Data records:

^^^^^^^^^^^^^^^^

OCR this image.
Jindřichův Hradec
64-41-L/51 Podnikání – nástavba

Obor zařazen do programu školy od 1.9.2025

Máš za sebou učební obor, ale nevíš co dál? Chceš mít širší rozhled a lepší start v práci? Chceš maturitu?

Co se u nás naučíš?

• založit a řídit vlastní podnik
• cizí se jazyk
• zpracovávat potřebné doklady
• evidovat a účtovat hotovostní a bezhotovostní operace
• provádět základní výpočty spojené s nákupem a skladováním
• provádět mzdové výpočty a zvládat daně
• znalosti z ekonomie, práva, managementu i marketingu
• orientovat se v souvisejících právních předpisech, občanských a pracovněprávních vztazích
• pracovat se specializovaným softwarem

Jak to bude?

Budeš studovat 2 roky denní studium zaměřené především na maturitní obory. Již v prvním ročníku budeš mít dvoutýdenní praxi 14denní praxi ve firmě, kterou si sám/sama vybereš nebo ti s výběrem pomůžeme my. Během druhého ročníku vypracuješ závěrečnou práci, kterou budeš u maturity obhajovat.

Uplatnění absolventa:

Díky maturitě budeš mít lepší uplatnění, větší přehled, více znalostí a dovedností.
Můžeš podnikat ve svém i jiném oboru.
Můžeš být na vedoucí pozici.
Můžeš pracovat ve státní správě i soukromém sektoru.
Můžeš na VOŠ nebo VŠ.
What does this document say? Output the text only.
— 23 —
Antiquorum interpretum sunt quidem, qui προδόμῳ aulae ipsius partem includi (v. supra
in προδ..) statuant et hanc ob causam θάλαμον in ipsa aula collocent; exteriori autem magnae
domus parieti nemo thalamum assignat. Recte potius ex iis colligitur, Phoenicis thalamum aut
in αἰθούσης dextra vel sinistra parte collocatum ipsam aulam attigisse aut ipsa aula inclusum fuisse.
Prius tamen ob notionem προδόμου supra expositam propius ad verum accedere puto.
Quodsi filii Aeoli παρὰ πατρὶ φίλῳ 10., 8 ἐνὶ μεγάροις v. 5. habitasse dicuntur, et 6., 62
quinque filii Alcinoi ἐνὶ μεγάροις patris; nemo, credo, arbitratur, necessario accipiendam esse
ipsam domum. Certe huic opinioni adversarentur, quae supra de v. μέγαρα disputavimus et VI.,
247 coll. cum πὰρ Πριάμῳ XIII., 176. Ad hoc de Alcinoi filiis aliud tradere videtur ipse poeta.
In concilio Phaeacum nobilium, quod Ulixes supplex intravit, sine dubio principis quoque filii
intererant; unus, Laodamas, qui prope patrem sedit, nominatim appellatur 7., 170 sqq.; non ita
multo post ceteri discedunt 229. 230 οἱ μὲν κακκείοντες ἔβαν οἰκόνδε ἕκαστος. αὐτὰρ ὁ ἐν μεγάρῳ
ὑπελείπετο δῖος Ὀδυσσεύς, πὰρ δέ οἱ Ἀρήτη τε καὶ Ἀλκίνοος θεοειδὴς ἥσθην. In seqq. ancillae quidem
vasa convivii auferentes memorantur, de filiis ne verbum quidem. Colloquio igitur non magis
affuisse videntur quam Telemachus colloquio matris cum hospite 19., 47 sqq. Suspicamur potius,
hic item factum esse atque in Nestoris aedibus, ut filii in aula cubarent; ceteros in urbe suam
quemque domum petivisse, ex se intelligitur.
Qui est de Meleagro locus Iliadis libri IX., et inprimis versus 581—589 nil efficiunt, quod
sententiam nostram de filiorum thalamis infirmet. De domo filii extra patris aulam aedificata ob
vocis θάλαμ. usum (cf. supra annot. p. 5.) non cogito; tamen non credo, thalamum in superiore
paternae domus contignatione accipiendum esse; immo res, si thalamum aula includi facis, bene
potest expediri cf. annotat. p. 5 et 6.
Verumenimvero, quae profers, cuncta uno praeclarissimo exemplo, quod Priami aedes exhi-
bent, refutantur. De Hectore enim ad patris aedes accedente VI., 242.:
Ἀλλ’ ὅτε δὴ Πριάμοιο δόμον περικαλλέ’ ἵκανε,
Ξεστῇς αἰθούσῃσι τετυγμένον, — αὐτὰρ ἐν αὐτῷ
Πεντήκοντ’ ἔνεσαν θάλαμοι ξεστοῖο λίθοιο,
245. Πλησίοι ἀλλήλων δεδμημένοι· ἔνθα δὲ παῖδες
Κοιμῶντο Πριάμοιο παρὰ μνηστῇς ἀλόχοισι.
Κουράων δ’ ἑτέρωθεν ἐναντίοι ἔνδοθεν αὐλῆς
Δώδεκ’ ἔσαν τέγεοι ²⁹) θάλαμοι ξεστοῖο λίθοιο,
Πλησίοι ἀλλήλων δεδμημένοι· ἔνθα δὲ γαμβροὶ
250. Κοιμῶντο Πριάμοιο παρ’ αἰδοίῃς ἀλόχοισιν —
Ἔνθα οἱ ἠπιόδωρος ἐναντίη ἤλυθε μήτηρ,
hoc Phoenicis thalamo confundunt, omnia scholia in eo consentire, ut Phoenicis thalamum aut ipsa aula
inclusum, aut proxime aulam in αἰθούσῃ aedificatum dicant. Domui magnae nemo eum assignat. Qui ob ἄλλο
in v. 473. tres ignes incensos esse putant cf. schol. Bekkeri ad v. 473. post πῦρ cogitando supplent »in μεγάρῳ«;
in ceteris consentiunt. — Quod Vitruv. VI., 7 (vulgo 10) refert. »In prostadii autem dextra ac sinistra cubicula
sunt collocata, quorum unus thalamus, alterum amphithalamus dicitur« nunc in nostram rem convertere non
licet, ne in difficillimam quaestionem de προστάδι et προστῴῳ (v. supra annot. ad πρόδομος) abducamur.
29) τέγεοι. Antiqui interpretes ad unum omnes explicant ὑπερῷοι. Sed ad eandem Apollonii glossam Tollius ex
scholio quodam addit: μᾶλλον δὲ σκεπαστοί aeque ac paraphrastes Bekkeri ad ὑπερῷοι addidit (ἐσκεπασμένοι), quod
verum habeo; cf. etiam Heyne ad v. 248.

^^^^^^^^^^^^^^^^

▶ [Problem description]: Your task is to retype all the records above with nothing left out.

▶ [Solution to this problem]:
OCR this image.
Jindřichův Hradec
64-41-L/51 Podnikání – nástavba

Obor zařazen do programu školy od 1.9.2025

Máš za sebou učební obor, ale nevíš co dál? Chceš mít širší rozhled a lepší start v práci? Chceš maturitu?

Co se u nás naučíš?

• založit a řídit vlastní podnik
• cizí se jazyk
• zpracovávat potřebné doklady
• evidovat a účtovat hotovostní a bezhotovostní operace
• provádět základní výpočty spojené s nákupem a skladováním
• provádět mzdové výpočty a zvládat daně
• znalosti z ekonomie, práva, managementu i marketingu
• orientovat se v souvisejících právních předpisech, občanských a pracovněprávních vztazích
• pracovat se specializovaným softwarem

Jak to bude?

Budeš studovat 2 roky denní studium zaměřené především na maturitní obory. Již v prvním ročníku budeš mít dvoutýdenní praxi 14denní praxi ve firmě, kterou si sám/sama vybereš nebo ti s výběrem pomůžeme my. Během druhého ročníku vypracuješ závěrečnou práci, kterou budeš u maturity obhajovat.

Uplatnění absolventa:

Díky maturitě budeš mít lepší uplatnění, větší přehled, více znalostí a dovedností.
Můžeš podnikat ve svém i jiném oboru.
Můžeš být na vedoucí pozici.
Můžeš pracovat ve státní správě i soukromém sektoru.
Můžeš na VOŠ nebo VŠ.
What does this document say? Output the text only.
— 23 —
Antiquorum interpretum sunt quidem, qui προδόμῳ aulae ipsius partem includi (v. supra
in προδ..) statuant et hanc ob causam θάλαμον in ipsa aula collocent; exteriori autem magnae
domus parieti nemo thalamum assignat. Recte potius ex iis colligitur, Phoenicis thalamum aut
in αἰθούσης dextra vel sinistra parte collocatum ipsam aulam attigisse aut ipsa aula inclusum fuisse.
Prius tamen ob notionem προδόμου supra expositam propius ad verum accedere puto.
Quodsi filii Aeoli παρὰ πατρὶ φίλῳ 10., 8 ἐνὶ μεγάροις v. 5. habitasse dicuntur, et 6., 62
quinque filii Alcinoi ἐνὶ μεγάροις patris; nemo, credo, arbitratur, necessario accipiendam esse
ipsam domum. Certe huic opinioni adversarentur, quae supra de v. μέγαρα disputavimus et VI.,
247 coll. cum πὰρ Πριάμῳ XIII., 176. Ad hoc de Alcinoi filiis aliud tradere videtur ipse poeta.
In concilio Phaeacum nobilium, quod Ulixes supplex intravit, sine dubio principis quoque filii
intererant; unus, Laodamas, qui prope patrem sedit, nominatim appellatur 7., 170 sqq.; non ita
multo post ceteri discedunt 229. 230 οἱ μὲν κακκείοντες ἔβαν οἰκόνδε ἕκαστος. αὐτὰρ ὁ ἐν μεγάρῳ
ὑπελείπετο δῖος Ὀδυσσεύς, πὰρ δέ οἱ Ἀρήτη τε καὶ Ἀλκίνοος θεοειδὴς ἥσθην. In seqq. ancillae quidem
vasa convivii auferentes memorantur, de filiis ne verbum quidem. Colloquio igitur non magis
affuisse videntur quam Telemachus colloquio matris cum hospite 19., 47 sqq. Suspicamur potius,
hic item factum esse atque in Nestoris aedibus, ut filii in aula cubarent; ceteros in urbe suam
quemque domum petivisse, ex se intelligitur.
Qui est de Meleagro locus Iliadis libri IX., et inprimis versus 581—589 nil efficiunt, quod
sententiam nostram de filiorum thalamis infirmet. De domo filii extra patris aulam aedificata ob
vocis θάλαμ. usum (cf. supra annot. p. 5.) non cogito; tamen non credo, thalamum in superiore
paternae domus contignatione accipiendum esse; immo res, si thalamum aula includi facis, bene
potest expediri cf. annotat. p. 5 et 6.
Verumenimvero, quae profers, cuncta uno praeclarissimo exemplo, quod Priami aedes exhi-
bent, refutantur. De Hectore enim ad patris aedes accedente VI., 242.:
Ἀλλ’ ὅτε δὴ Πριάμοιο δόμον περικαλλέ’ ἵκανε,
Ξεστῇς αἰθούσῃσι τετυγμένον, — αὐτὰρ ἐν αὐτῷ
Πεντήκοντ’ ἔνεσαν θάλαμοι ξεστοῖο λίθοιο,
245. Πλησίοι ἀλλήλων δεδμημένοι· ἔνθα δὲ παῖδες
Κοιμῶντο Πριάμοιο παρὰ μνηστῇς ἀλόχοισι.
Κουράων δ’ ἑτέρωθεν ἐναντίοι ἔνδοθεν αὐλῆς
Δώδεκ’ ἔσαν τέγεοι ²⁹) θάλαμοι ξεστοῖο λίθοιο,
Πλησίοι ἀλλήλων δεδμημένοι· ἔνθα δὲ γαμβροὶ
250. Κοιμῶντο Πριάμοιο παρ’ αἰδοίῃς ἀλόχοισιν —
Ἔνθα οἱ ἠπιόδωρος ἐναντίη ἤλυθε μήτηρ,
hoc Phoenicis thalamo confundunt, omnia scholia in eo consentire, ut Phoenicis thalamum aut ipsa aula
inclusum, aut proxime aulam in αἰθούσῃ aedificatum dicant. Domui magnae nemo eum assignat. Qui ob ἄλλο
in v. 473. tres ignes incensos esse putant cf. schol. Bekkeri ad v. 473. post πῦρ cogitando supplent »in μεγάρῳ«;
in ceteris consentiunt. — Quod Vitruv. VI., 7 (vulgo 10) refert. »In prostadii autem dextra ac sinistra cubicula
sunt collocata, quorum unus thalamus, alterum amphithalamus dicitur« nunc in nostram rem convertere non
licet, ne in difficillimam quaestionem de προστάδι et προστῴῳ (v. supra annot. ad πρόδομος) abducamur.
29) τέγεοι. Antiqui interpretes ad unum omnes explicant ὑπερῷοι. Sed ad eandem Apollonii glossam Tollius ex
scholio quodam addit: μᾶλλον δὲ σκεπαστοί aeque ac paraphrastes Bekkeri ad ὑπερῷοι addidit (ἐσκεπασμένοι), quod
verum habeo; cf. etiam Heyne ad v. 248.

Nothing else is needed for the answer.